Look through the material below for "screenshot". Copy every line that contains it.

#### Data for this exercise

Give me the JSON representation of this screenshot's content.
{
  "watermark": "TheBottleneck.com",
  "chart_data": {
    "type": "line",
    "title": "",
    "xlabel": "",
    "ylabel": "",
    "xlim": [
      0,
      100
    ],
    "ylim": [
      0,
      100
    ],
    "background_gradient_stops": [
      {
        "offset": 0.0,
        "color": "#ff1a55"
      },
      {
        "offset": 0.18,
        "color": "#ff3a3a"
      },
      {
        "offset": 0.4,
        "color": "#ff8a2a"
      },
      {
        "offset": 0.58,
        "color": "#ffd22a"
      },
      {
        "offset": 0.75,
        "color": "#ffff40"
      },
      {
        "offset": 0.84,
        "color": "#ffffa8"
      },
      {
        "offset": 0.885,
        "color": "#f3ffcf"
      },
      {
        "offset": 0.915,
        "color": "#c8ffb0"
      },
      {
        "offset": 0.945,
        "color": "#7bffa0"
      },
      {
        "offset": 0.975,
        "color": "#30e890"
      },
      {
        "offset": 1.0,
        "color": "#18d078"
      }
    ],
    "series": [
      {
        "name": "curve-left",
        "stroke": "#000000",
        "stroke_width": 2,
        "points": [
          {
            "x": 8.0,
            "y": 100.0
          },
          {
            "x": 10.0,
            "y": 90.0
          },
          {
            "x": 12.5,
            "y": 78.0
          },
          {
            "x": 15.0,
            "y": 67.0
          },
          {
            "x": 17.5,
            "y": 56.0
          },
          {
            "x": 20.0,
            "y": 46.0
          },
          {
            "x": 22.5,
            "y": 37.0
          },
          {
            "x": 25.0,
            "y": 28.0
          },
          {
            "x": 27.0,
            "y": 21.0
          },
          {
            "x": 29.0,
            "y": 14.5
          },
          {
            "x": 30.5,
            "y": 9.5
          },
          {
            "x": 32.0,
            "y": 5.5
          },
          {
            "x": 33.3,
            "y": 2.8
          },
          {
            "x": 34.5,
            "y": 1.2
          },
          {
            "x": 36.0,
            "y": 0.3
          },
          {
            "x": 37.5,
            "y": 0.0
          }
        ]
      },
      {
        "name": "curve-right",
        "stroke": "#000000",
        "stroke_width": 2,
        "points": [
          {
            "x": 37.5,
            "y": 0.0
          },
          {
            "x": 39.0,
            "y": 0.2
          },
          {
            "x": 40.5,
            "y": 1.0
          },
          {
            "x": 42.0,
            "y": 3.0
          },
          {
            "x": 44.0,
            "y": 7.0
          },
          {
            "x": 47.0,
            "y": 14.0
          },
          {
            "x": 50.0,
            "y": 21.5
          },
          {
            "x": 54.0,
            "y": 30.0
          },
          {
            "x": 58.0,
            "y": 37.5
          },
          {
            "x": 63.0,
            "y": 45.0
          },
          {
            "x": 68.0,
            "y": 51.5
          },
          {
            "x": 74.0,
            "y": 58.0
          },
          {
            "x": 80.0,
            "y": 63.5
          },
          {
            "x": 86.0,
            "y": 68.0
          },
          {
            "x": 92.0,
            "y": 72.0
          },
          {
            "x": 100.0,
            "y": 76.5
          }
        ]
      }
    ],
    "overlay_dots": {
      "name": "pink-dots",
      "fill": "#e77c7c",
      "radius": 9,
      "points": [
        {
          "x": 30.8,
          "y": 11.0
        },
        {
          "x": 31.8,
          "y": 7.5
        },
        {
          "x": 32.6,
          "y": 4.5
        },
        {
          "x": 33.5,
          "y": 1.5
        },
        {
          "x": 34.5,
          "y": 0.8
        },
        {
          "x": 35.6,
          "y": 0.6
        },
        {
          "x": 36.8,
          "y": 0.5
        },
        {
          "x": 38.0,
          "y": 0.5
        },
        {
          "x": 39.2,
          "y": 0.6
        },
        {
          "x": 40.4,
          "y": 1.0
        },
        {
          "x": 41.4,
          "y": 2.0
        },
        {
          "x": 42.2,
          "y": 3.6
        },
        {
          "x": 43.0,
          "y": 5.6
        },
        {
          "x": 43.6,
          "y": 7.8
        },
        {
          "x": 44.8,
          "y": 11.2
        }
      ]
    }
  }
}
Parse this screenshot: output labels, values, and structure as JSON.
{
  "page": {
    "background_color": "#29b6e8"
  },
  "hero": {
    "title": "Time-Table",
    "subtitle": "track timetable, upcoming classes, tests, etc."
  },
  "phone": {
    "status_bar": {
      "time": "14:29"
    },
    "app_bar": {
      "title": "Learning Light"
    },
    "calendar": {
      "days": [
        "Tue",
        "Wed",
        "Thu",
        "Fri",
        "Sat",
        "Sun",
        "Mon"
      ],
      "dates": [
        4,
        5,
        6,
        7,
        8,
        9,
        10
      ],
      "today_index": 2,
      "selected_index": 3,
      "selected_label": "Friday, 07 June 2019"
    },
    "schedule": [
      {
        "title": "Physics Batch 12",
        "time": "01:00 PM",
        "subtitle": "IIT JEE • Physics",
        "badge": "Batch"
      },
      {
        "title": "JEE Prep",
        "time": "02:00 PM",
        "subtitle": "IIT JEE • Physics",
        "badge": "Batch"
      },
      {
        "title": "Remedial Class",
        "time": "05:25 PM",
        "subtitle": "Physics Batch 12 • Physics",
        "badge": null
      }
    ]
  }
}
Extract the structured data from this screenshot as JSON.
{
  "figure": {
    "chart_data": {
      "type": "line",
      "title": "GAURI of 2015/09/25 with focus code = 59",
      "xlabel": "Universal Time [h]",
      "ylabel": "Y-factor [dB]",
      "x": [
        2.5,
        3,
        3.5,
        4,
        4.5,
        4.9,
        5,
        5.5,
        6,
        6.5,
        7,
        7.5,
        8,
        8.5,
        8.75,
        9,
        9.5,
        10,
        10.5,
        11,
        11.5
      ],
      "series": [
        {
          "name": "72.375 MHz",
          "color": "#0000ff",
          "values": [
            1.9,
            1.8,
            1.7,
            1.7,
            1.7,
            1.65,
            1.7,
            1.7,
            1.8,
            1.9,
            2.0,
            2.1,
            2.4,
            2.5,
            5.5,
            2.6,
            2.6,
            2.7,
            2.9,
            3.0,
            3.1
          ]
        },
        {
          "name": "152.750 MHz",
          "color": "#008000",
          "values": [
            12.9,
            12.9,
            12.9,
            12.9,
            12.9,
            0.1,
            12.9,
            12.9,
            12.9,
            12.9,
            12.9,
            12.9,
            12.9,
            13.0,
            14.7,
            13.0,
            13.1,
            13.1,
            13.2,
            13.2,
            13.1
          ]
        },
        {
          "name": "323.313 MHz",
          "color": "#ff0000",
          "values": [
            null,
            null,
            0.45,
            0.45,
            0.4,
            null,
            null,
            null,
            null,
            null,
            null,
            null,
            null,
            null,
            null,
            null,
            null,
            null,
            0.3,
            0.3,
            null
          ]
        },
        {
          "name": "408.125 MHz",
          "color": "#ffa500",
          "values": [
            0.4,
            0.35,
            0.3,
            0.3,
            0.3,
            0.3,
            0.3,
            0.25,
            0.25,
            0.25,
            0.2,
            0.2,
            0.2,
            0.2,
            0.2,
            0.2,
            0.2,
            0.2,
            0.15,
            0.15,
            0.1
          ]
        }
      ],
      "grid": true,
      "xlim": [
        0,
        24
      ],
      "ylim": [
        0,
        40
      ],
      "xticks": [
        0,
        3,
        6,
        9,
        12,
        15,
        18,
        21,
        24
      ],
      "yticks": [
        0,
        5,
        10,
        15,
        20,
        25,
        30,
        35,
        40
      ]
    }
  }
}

########

▶ _Solution to this task_
Give me the JSON representation of this screenshot's content.
Parse this screenshot: output labels, values, and structure as JSON.
Extract the structured data from this screenshot as JSON.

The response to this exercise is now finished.